* WORK TO COMPLETE:
How many lines in the records below hold the string "structured"? Answer with the number alone.

* TASK INPUT:
#####

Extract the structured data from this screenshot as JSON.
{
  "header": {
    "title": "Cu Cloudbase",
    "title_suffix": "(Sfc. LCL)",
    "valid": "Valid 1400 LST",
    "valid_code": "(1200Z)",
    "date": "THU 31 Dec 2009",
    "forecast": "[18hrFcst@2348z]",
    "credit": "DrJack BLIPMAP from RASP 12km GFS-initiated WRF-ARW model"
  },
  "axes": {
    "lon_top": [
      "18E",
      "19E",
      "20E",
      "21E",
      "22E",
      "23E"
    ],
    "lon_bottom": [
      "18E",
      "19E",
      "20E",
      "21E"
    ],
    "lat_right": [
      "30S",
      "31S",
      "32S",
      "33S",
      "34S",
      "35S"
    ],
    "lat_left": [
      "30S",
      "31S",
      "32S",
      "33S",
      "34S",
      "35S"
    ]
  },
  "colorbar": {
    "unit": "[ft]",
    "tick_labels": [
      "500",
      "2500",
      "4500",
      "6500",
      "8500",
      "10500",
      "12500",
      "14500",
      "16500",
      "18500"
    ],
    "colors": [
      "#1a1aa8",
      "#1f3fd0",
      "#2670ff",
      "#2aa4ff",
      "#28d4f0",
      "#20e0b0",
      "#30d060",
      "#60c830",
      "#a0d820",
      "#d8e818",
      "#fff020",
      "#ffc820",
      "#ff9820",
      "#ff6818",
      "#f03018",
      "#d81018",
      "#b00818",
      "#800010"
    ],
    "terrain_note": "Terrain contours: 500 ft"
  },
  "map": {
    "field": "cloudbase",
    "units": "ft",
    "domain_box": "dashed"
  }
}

#####

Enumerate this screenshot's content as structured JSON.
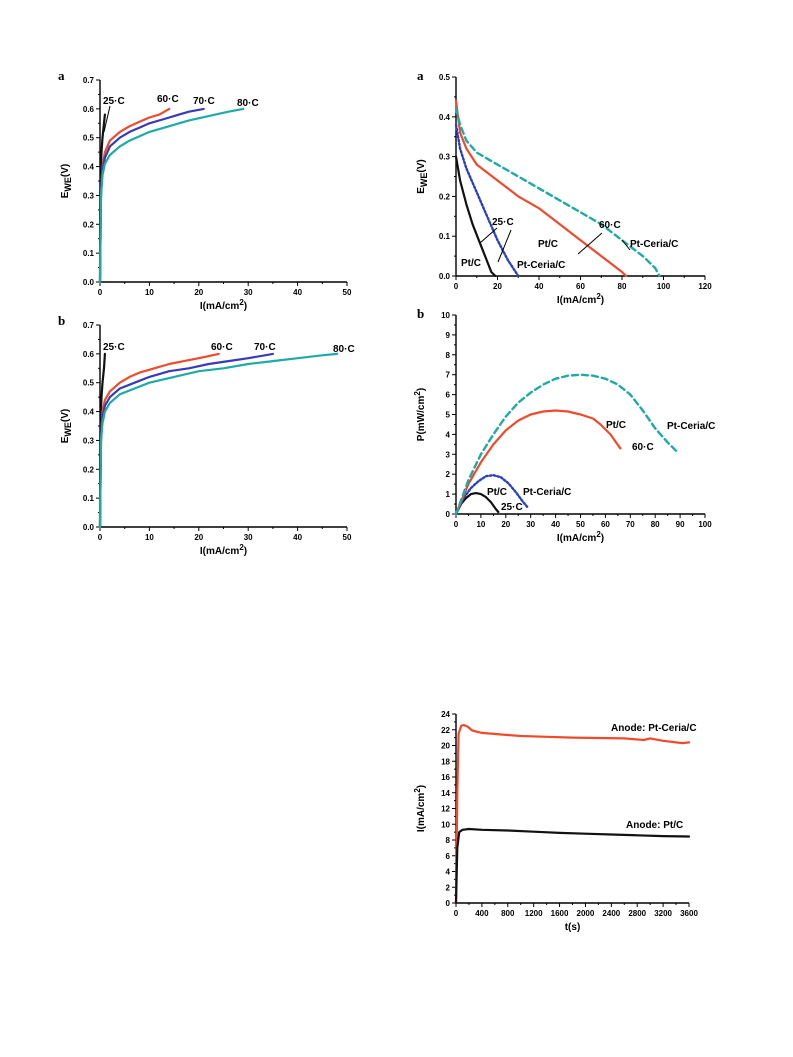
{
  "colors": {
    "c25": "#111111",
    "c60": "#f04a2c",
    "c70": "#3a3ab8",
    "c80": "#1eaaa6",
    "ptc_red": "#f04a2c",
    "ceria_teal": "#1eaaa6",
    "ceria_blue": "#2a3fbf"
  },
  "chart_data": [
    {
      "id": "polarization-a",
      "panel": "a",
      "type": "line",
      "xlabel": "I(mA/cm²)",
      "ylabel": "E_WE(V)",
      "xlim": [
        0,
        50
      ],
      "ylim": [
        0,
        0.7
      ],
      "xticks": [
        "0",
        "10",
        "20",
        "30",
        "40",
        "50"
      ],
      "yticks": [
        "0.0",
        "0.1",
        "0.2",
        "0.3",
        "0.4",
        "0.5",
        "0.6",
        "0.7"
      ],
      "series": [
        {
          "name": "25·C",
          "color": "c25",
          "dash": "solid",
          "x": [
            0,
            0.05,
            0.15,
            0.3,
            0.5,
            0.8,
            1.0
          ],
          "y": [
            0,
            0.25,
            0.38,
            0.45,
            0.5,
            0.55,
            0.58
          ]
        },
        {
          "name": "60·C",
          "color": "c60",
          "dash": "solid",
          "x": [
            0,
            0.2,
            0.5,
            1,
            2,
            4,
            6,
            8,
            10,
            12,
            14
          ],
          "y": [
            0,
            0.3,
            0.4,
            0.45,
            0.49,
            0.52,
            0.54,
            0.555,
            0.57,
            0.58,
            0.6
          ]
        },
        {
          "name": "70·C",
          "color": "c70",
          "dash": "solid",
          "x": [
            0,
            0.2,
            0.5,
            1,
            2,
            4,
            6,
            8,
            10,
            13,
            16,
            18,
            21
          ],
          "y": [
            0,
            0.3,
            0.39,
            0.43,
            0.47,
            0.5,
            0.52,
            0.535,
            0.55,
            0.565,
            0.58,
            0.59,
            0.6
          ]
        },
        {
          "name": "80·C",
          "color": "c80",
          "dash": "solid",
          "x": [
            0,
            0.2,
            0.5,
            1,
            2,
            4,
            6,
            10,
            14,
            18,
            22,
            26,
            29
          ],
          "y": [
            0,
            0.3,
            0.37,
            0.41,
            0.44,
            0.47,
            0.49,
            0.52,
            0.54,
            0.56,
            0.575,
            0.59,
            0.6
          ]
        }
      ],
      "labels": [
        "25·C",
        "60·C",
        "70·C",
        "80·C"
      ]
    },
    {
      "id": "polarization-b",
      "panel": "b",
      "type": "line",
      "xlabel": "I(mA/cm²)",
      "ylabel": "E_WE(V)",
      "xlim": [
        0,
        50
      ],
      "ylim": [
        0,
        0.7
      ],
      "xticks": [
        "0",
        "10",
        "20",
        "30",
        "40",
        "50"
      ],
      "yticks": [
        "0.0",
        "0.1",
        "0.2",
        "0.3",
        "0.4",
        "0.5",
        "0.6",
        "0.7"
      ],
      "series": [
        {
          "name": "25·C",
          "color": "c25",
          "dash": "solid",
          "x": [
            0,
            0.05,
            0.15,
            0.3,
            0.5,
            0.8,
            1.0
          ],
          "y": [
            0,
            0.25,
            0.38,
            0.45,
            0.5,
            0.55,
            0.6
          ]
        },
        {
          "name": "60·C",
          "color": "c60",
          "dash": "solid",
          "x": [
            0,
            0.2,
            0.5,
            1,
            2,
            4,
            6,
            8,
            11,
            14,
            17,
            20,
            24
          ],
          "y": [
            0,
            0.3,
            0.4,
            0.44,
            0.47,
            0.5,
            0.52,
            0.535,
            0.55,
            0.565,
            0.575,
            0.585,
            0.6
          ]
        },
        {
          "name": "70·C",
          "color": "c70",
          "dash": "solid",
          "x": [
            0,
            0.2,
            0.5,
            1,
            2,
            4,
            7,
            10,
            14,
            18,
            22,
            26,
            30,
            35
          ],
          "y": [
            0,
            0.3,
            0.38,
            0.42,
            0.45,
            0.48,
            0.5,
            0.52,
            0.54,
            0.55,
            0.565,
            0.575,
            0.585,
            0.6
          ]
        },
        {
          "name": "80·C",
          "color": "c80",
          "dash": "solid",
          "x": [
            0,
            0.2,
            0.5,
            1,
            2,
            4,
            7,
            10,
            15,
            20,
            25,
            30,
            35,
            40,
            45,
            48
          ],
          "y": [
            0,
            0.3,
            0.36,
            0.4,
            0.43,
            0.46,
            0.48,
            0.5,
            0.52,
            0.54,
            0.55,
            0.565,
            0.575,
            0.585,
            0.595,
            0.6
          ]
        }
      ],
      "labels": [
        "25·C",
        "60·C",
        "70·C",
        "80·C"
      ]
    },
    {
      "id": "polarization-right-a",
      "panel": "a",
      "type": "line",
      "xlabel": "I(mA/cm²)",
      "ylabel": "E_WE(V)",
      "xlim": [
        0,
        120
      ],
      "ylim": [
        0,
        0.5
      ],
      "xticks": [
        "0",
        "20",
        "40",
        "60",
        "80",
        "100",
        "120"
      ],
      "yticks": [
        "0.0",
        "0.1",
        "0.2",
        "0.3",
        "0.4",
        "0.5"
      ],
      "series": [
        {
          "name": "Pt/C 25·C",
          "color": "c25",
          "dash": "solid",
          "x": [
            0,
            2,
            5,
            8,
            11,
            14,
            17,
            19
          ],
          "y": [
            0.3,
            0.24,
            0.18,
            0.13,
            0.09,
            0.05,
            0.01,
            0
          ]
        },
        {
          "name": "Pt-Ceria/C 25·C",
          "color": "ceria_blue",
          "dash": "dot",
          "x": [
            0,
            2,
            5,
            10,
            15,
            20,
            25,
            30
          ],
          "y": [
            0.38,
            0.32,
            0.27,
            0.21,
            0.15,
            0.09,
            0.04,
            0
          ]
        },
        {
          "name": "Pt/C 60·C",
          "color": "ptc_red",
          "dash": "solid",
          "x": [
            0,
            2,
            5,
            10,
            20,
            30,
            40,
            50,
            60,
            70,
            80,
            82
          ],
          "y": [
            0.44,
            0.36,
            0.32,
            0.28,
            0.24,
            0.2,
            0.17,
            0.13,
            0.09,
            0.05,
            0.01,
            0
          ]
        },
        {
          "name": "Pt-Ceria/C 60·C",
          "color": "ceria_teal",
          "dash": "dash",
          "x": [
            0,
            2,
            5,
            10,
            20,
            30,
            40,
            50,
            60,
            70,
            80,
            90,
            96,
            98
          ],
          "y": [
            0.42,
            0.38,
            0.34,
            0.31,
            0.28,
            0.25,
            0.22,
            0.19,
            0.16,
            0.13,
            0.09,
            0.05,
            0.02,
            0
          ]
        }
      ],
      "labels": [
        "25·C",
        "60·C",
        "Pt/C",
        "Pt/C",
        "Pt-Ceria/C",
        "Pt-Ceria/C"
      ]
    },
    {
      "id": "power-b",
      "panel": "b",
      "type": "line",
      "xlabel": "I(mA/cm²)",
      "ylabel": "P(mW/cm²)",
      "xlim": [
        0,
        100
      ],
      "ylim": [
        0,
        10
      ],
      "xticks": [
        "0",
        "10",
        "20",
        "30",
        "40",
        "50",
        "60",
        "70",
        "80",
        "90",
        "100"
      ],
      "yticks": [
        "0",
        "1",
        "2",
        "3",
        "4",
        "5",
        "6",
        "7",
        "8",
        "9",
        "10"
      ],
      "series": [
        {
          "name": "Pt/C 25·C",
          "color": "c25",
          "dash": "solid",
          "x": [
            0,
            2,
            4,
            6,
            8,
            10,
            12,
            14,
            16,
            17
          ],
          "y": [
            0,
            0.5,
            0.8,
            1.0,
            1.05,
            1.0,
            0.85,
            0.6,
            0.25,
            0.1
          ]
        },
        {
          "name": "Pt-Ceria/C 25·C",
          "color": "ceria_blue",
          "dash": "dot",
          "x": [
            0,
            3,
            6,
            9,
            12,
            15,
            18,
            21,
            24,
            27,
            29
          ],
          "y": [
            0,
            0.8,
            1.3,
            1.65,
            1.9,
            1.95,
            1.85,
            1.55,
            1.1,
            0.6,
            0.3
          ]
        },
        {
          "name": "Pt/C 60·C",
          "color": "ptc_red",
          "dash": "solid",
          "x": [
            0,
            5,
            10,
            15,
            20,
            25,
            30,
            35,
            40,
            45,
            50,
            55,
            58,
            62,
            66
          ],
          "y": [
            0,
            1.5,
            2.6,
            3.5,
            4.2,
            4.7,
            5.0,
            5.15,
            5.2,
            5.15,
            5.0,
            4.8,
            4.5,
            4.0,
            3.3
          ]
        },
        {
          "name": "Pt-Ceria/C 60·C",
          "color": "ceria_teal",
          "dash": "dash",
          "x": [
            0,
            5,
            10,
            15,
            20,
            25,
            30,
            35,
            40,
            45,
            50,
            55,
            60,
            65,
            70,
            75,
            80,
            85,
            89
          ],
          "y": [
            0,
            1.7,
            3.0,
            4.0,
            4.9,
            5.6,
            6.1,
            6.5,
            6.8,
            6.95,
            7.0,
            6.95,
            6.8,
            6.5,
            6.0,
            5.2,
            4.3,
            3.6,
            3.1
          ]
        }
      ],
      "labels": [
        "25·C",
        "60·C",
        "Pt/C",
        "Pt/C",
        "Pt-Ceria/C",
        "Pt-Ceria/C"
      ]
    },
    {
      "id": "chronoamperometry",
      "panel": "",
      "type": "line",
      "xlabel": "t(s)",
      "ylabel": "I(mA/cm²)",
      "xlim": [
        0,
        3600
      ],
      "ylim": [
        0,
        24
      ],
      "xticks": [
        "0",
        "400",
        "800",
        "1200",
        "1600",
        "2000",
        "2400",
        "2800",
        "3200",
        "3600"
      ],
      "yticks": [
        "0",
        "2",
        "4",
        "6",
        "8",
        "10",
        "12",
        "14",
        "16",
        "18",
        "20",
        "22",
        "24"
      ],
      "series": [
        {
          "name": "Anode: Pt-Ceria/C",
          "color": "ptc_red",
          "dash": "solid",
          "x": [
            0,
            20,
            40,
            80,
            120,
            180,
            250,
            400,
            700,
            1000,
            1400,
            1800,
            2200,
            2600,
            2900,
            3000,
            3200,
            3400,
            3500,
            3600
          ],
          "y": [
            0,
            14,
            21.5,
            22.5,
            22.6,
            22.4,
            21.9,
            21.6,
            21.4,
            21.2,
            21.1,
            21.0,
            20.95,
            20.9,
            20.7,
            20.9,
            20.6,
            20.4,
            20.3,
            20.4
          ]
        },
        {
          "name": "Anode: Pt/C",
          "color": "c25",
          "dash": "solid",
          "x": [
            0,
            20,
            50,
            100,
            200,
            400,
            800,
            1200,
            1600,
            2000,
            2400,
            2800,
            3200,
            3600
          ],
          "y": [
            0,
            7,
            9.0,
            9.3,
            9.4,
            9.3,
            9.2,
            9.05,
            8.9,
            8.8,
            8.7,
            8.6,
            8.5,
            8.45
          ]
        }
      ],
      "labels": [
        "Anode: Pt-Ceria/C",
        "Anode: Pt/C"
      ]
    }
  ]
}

#####

* SOLVED EXERCISE:
2